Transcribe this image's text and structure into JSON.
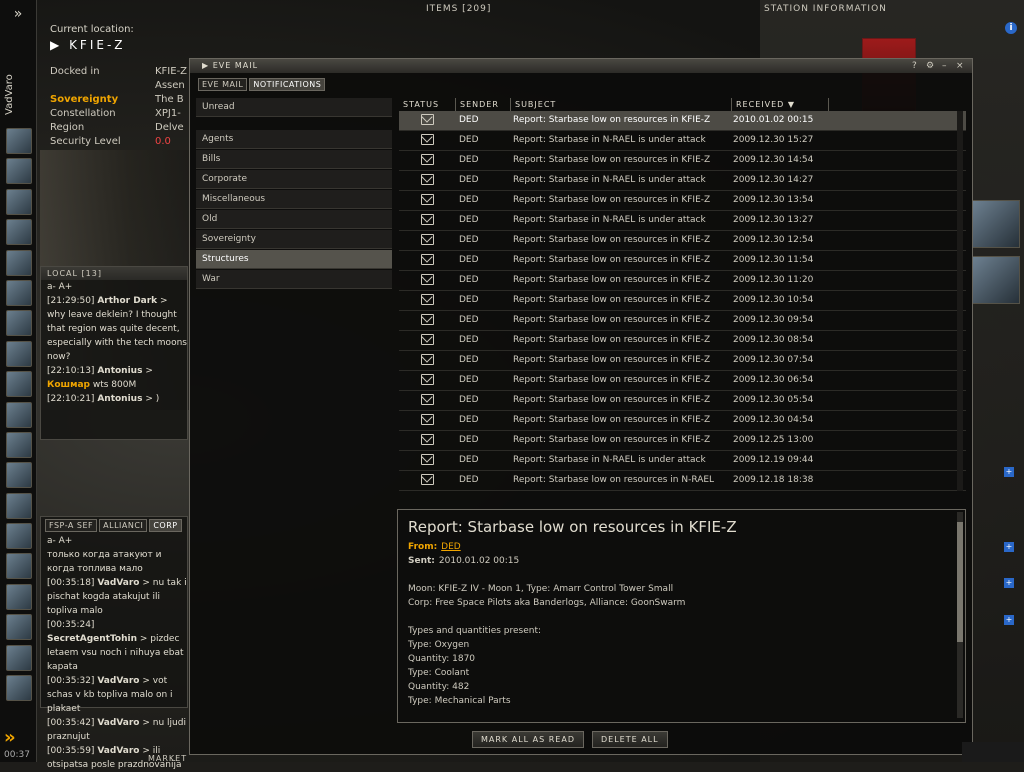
{
  "sidebar": {
    "character_name": "VadVaro",
    "time": "00:37",
    "expand_label": "»"
  },
  "location": {
    "current_label": "Current location:",
    "system": "KFIE-Z",
    "rows": [
      {
        "k": "Docked in",
        "v": "KFIE-Z"
      },
      {
        "k": "",
        "v": "Assen"
      },
      {
        "k": "Sovereignty",
        "v": "The B"
      },
      {
        "k": "Constellation",
        "v": "XPJ1-"
      },
      {
        "k": "Region",
        "v": "Delve"
      },
      {
        "k": "Security Level",
        "v": "0.0"
      }
    ]
  },
  "topbar": {
    "items_label": "ITEMS [209]",
    "station_label": "STATION INFORMATION",
    "info_icon": "i"
  },
  "local": {
    "title": "LOCAL [13]",
    "font_controls": "a-  A+",
    "lines": [
      {
        "time": "[21:29:50]",
        "name": "Arthor Dark",
        "text": " > why leave deklein? I thought that region was quite decent, especially with the tech moons now?"
      },
      {
        "time": "[22:10:13]",
        "name": "Antonius",
        "text": " >",
        "highlight": "Кошмар",
        "after": " wts 800M"
      },
      {
        "time": "[22:10:21]",
        "name": "Antonius",
        "text": " > )"
      }
    ]
  },
  "corp_chat": {
    "tabs": [
      "FSP-A SEF",
      "ALLIANCI",
      "CORP"
    ],
    "font_controls": "a-  A+",
    "lines": [
      {
        "time": "",
        "name": "",
        "text": "только когда атакуют и когда топлива мало"
      },
      {
        "time": "[00:35:18]",
        "name": "VadVaro",
        "text": " > nu tak i pischat kogda atakujut ili topliva malo"
      },
      {
        "time": "[00:35:24]",
        "name": "SecretAgentTohin",
        "text": " > pizdec letaem vsu noch i nihuya ebat kapata"
      },
      {
        "time": "[00:35:32]",
        "name": "VadVaro",
        "text": " > vot schas v kb topliva malo on i plakaet"
      },
      {
        "time": "[00:35:42]",
        "name": "VadVaro",
        "text": " > nu ljudi praznujut"
      },
      {
        "time": "[00:35:59]",
        "name": "VadVaro",
        "text": " > ili otsipatsa posle prazdnovanija"
      }
    ]
  },
  "mail": {
    "title": "EVE MAIL",
    "tabs": [
      "EVE MAIL",
      "NOTIFICATIONS"
    ],
    "folders": [
      {
        "label": "Unread",
        "selected": false
      },
      {
        "label": "Agents",
        "selected": false
      },
      {
        "label": "Bills",
        "selected": false
      },
      {
        "label": "Corporate",
        "selected": false
      },
      {
        "label": "Miscellaneous",
        "selected": false
      },
      {
        "label": "Old",
        "selected": false
      },
      {
        "label": "Sovereignty",
        "selected": false
      },
      {
        "label": "Structures",
        "selected": true
      },
      {
        "label": "War",
        "selected": false
      }
    ],
    "columns": [
      "STATUS",
      "SENDER",
      "SUBJECT",
      "RECEIVED"
    ],
    "rows": [
      {
        "sender": "DED",
        "subject": "Report: Starbase low on resources in KFIE-Z",
        "received": "2010.01.02 00:15"
      },
      {
        "sender": "DED",
        "subject": "Report: Starbase in N-RAEL is under attack",
        "received": "2009.12.30 15:27"
      },
      {
        "sender": "DED",
        "subject": "Report: Starbase low on resources in KFIE-Z",
        "received": "2009.12.30 14:54"
      },
      {
        "sender": "DED",
        "subject": "Report: Starbase in N-RAEL is under attack",
        "received": "2009.12.30 14:27"
      },
      {
        "sender": "DED",
        "subject": "Report: Starbase low on resources in KFIE-Z",
        "received": "2009.12.30 13:54"
      },
      {
        "sender": "DED",
        "subject": "Report: Starbase in N-RAEL is under attack",
        "received": "2009.12.30 13:27"
      },
      {
        "sender": "DED",
        "subject": "Report: Starbase low on resources in KFIE-Z",
        "received": "2009.12.30 12:54"
      },
      {
        "sender": "DED",
        "subject": "Report: Starbase low on resources in KFIE-Z",
        "received": "2009.12.30 11:54"
      },
      {
        "sender": "DED",
        "subject": "Report: Starbase low on resources in KFIE-Z",
        "received": "2009.12.30 11:20"
      },
      {
        "sender": "DED",
        "subject": "Report: Starbase low on resources in KFIE-Z",
        "received": "2009.12.30 10:54"
      },
      {
        "sender": "DED",
        "subject": "Report: Starbase low on resources in KFIE-Z",
        "received": "2009.12.30 09:54"
      },
      {
        "sender": "DED",
        "subject": "Report: Starbase low on resources in KFIE-Z",
        "received": "2009.12.30 08:54"
      },
      {
        "sender": "DED",
        "subject": "Report: Starbase low on resources in KFIE-Z",
        "received": "2009.12.30 07:54"
      },
      {
        "sender": "DED",
        "subject": "Report: Starbase low on resources in KFIE-Z",
        "received": "2009.12.30 06:54"
      },
      {
        "sender": "DED",
        "subject": "Report: Starbase low on resources in KFIE-Z",
        "received": "2009.12.30 05:54"
      },
      {
        "sender": "DED",
        "subject": "Report: Starbase low on resources in KFIE-Z",
        "received": "2009.12.30 04:54"
      },
      {
        "sender": "DED",
        "subject": "Report: Starbase low on resources in KFIE-Z",
        "received": "2009.12.25 13:00"
      },
      {
        "sender": "DED",
        "subject": "Report: Starbase in N-RAEL is under attack",
        "received": "2009.12.19 09:44"
      },
      {
        "sender": "DED",
        "subject": "Report: Starbase low on resources in N-RAEL",
        "received": "2009.12.18 18:38"
      }
    ],
    "preview": {
      "subject": "Report: Starbase low on resources in KFIE-Z",
      "from_label": "From:",
      "from": "DED",
      "sent_label": "Sent:",
      "sent": "2010.01.02 00:15",
      "body": [
        "Moon: KFIE-Z IV - Moon 1, Type: Amarr Control Tower Small",
        "Corp: Free Space Pilots aka Banderlogs, Alliance: GoonSwarm",
        "",
        "Types and quantities present:",
        "Type: Oxygen",
        "Quantity: 1870",
        "Type: Coolant",
        "Quantity: 482",
        "Type: Mechanical Parts"
      ]
    },
    "buttons": {
      "mark_all": "MARK ALL AS READ",
      "delete_all": "DELETE ALL"
    }
  },
  "bottom": {
    "market_label": "MARKET"
  },
  "colors": {
    "accent": "#f0a500",
    "selection": "#4d4b45",
    "info_blue": "#2a68c9"
  }
}
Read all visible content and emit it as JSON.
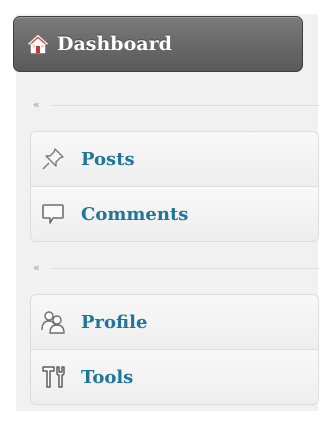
{
  "menu": {
    "dashboard": {
      "label": "Dashboard",
      "icon": "home-icon"
    },
    "collapse_glyph": "«",
    "group1": [
      {
        "label": "Posts",
        "icon": "pushpin-icon"
      },
      {
        "label": "Comments",
        "icon": "comment-bubble-icon"
      }
    ],
    "group2": [
      {
        "label": "Profile",
        "icon": "users-icon"
      },
      {
        "label": "Tools",
        "icon": "tools-icon"
      }
    ]
  },
  "colors": {
    "link": "#21759b",
    "active_bg": "#6b6b6b",
    "home_roof": "#e23a3a"
  }
}
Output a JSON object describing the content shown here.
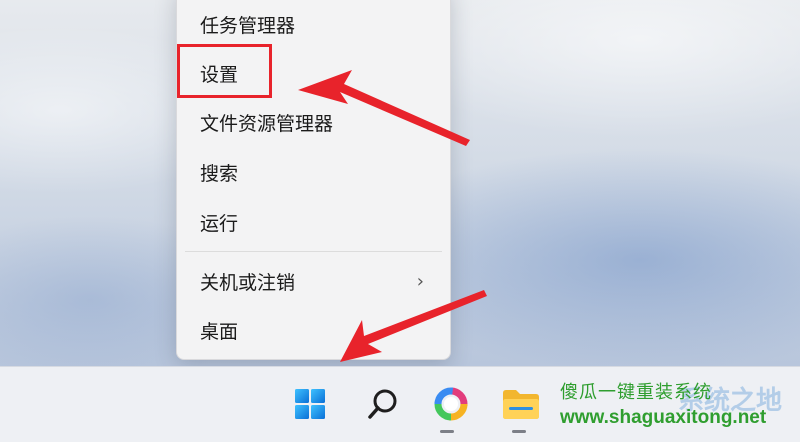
{
  "context_menu": {
    "items": [
      {
        "label": "任务管理器"
      },
      {
        "label": "设置"
      },
      {
        "label": "文件资源管理器"
      },
      {
        "label": "搜索"
      },
      {
        "label": "运行"
      },
      {
        "label": "关机或注销",
        "submenu_icon": "chevron-right-icon"
      },
      {
        "label": "桌面"
      }
    ],
    "highlighted_item": "设置"
  },
  "taskbar": {
    "buttons": [
      {
        "name": "start-button",
        "icon": "windows-logo-icon",
        "highlighted": true
      },
      {
        "name": "search-button",
        "icon": "search-icon"
      },
      {
        "name": "copilot-button",
        "icon": "colorful-ring-icon"
      },
      {
        "name": "file-explorer-button",
        "icon": "folder-icon"
      }
    ]
  },
  "watermark": {
    "title": "傻瓜一键重装系统",
    "url": "www.shaguaxitong.net",
    "ghost_text": "系统之地"
  },
  "colors": {
    "annotation_red": "#e8232b",
    "watermark_green": "#2f9e2f",
    "windows_blue": "#1c8fe0"
  }
}
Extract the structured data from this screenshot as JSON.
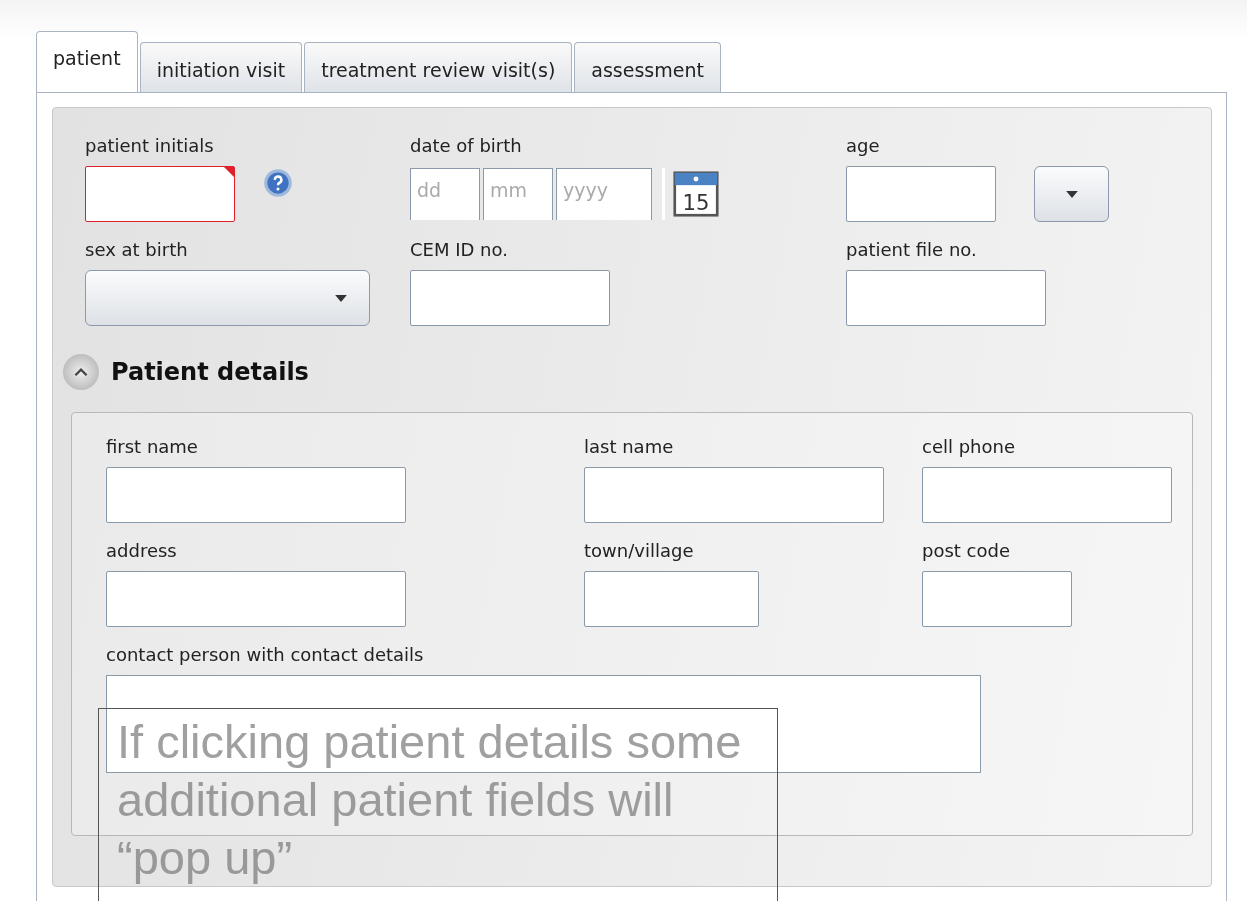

=-=-=-=-=

WHAT NEEDS TO BE DONE
Give back, word for word, every line from the one holding "Output a JSON" through the last line of the listing. Pictures are excluded.

SOLVED EXERCISE
Output a JSON object describing the content shown here.
{
  "context_menu": {
    "items": [
      {
        "label": "任务管理器"
      },
      {
        "label": "设置"
      },
      {
        "label": "文件资源管理器"
      },
      {
        "label": "搜索"
      },
      {
        "label": "运行"
      },
      {
        "label": "关机或注销",
        "submenu_icon": "chevron-right-icon"
      },
      {
        "label": "桌面"
      }
    ],
    "highlighted_item": "设置"
  },
  "taskbar": {
    "buttons": [
      {
        "name": "start-button",
        "icon": "windows-logo-icon",
        "highlighted": true
      },
      {
        "name": "search-button",
        "icon": "search-icon"
      },
      {
        "name": "copilot-button",
        "icon": "colorful-ring-icon"
      },
      {
        "name": "file-explorer-button",
        "icon": "folder-icon"
      }
    ]
  },
  "watermark": {
    "title": "傻瓜一键重装系统",
    "url": "www.shaguaxitong.net",
    "ghost_text": "系统之地"
  },
  "colors": {
    "annotation_red": "#e8232b",
    "watermark_green": "#2f9e2f",
    "windows_blue": "#1c8fe0"
  }
}
Extract the structured data from this screenshot as JSON.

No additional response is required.